10 de novembro de 2025
Politica

Indefinição dos tribunais sobre preço de referência alimenta ‘guerra dos postes’

Após anos de idas e vindas nos tribunais, a Justiça ainda não consolidou um entendimento sobre a aplicação do chamado ‘preço de referência’, valor definido pela Resolução Conjunta Aneel/Anatel nº 4/2014 para o compartilhamento de postes na via pública entre distribuidoras de energia elétrica e empresas de telecomunicações. A indefinição alimenta a ‘guerra dos postes’.

Fios em postes em São Paulo; Anatel e Aneel dizem atuar no 'aprimoramento da regulamentação conjunta de compartilhamento de postes'
Fios em postes em São Paulo; Anatel e Aneel dizem atuar no ‘aprimoramento da regulamentação conjunta de compartilhamento de postes’

É o que revela um amplo estudo sobre decisões judiciais, na primeira instância e nos tribunais estaduais e superiores.

O mapeamento, ao qual o Estadão teve acesso, indica a emissão de 695 sentenças sobre o tema em um período de doze anos, entre 2014 e 2025.

A análise do teor das decisões mostra que a jurisprudência é fragmentada, ora para um lado, ora para outro, alimentando um quadro caótico e criando insegurança, principalmente entre investidores estrangeiros, segundo avaliam advogados e especialistas do setor.

“O poste é um ativo essencial para telecomunicações. Quando há decisões tão diferentes entre tribunais, as empresas perdem previsibilidade e isso afeta diretamente os investimentos em rede. Investir no Brasil se torna mais arriscado, e o resultado é uma expansão mais lenta da infraestrutura digital”, alerta Luiz Henrique da Silva, presidente executivo da Associação Brasileira das Prestadoras de Serviços de Telecomunicações Competitivas (TelComp).

Especialmente nas varas de primeira instância predomina a ausência de uniformidade nas decisões dos magistrados – em um núcleo de 491 sentenças, 224 foram favoráveis à aplicação do preço de referência e 267 contrárias, o que revela ‘ausência de consenso e insegurança regulatória sobre a natureza obrigatória da norma’.

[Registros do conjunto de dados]
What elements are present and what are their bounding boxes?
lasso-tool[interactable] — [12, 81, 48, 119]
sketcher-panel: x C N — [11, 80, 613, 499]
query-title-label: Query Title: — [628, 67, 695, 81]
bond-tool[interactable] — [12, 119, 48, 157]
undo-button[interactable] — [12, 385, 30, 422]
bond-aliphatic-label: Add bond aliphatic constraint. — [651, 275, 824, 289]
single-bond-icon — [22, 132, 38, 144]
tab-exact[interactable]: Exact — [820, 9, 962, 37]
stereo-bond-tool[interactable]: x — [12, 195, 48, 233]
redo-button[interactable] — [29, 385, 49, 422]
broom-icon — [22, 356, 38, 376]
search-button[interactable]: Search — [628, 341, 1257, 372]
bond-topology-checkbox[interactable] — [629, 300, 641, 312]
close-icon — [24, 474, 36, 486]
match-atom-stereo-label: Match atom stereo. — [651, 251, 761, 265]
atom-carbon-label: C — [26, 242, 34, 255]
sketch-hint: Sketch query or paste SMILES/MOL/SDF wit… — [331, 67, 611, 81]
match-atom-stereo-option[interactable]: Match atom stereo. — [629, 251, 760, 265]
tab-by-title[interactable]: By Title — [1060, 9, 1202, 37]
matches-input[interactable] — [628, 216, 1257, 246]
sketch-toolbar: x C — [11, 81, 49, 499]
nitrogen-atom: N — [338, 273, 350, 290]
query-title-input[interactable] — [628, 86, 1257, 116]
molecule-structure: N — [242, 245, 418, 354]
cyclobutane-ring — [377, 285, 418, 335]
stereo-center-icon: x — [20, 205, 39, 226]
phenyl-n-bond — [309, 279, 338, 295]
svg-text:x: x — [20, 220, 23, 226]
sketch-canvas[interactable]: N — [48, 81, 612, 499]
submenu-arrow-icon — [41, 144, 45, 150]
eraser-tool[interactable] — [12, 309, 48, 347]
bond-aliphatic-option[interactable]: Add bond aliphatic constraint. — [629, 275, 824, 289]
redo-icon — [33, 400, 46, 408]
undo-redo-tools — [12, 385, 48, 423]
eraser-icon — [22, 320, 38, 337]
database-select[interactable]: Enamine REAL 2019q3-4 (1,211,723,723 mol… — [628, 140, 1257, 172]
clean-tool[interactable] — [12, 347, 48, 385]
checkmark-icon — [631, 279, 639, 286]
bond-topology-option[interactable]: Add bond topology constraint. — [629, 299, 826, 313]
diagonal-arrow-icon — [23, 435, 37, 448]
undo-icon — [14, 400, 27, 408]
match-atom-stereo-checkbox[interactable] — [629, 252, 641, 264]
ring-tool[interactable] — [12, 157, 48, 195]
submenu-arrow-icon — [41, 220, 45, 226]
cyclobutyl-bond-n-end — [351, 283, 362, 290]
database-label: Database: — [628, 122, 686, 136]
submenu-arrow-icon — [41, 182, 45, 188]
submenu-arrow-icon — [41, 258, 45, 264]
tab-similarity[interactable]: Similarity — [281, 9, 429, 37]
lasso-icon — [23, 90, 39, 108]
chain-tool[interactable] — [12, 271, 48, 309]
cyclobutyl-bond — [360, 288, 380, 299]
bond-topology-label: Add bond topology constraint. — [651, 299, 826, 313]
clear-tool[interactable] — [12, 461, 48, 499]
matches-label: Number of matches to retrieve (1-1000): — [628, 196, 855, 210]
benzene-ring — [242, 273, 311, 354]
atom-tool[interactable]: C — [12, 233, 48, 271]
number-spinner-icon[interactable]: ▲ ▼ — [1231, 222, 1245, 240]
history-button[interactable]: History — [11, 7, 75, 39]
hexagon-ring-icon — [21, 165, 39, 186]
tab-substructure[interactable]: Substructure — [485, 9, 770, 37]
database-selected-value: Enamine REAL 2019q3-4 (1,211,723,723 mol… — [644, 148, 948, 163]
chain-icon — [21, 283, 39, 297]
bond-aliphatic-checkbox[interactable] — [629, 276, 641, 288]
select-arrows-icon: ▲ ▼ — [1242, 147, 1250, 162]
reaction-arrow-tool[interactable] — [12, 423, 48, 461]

Objetivo do exercício
Troque "mapeamento" por "levantamento" no trecho do texto que começa com "Após anos de" e termina com "2014 e 2025.", e escreva esse trecho com a troca feita. A listagem é um material à parte, independente do texto.

Solução do exercício
Após anos de idas e vindas nos tribunais, a Justiça ainda não consolidou um entendimento sobre a aplicação do chamado ‘preço de referência’, valor definido pela Resolução Conjunta Aneel/Anatel nº 4/2014 para o compartilhamento de postes na via pública entre distribuidoras de energia elétrica e empresas de telecomunicações. A indefinição alimenta a ‘guerra dos postes’.

Fios em postes em São Paulo; Anatel e Aneel dizem atuar no 'aprimoramento da regulamentação conjunta de compartilhamento de postes'
Fios em postes em São Paulo; Anatel e Aneel dizem atuar no ‘aprimoramento da regulamentação conjunta de compartilhamento de postes’

É o que revela um amplo estudo sobre decisões judiciais, na primeira instância e nos tribunais estaduais e superiores.

O levantamento, ao qual o Estadão teve acesso, indica a emissão de 695 sentenças sobre o tema em um período de doze anos, entre 2014 e 2025.